Brief: Transcribe the whole listing below without changing a word, but leave out every image.

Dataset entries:
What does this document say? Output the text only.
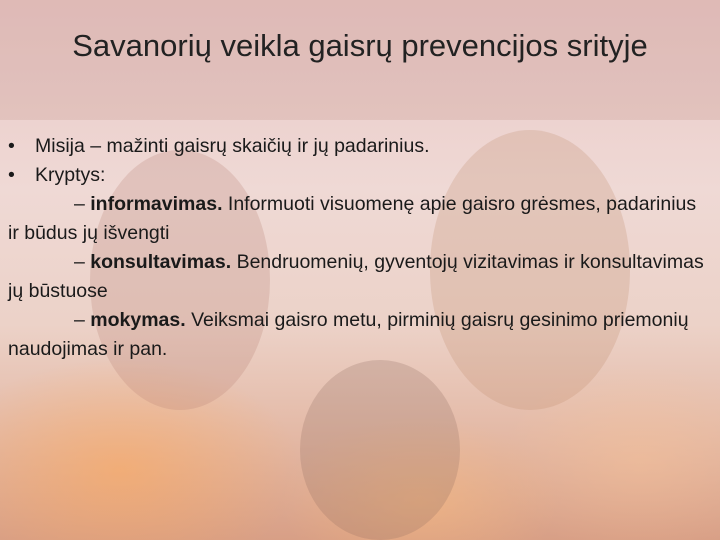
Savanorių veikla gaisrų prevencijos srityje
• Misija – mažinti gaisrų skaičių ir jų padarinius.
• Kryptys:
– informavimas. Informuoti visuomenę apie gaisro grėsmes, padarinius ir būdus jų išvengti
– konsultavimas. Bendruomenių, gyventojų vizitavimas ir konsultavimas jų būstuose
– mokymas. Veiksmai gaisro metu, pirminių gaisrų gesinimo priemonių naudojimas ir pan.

Worked answer:
What does this document say? Output the text only.
Savanorių veikla gaisrų prevencijos srityje
• Misija – mažinti gaisrų skaičių ir jų padarinius.
• Kryptys:
– informavimas. Informuoti visuomenę apie gaisro grėsmes, padarinius ir būdus jų išvengti
– konsultavimas. Bendruomenių, gyventojų vizitavimas ir konsultavimas jų būstuose
– mokymas. Veiksmai gaisro metu, pirminių gaisrų gesinimo priemonių naudojimas ir pan.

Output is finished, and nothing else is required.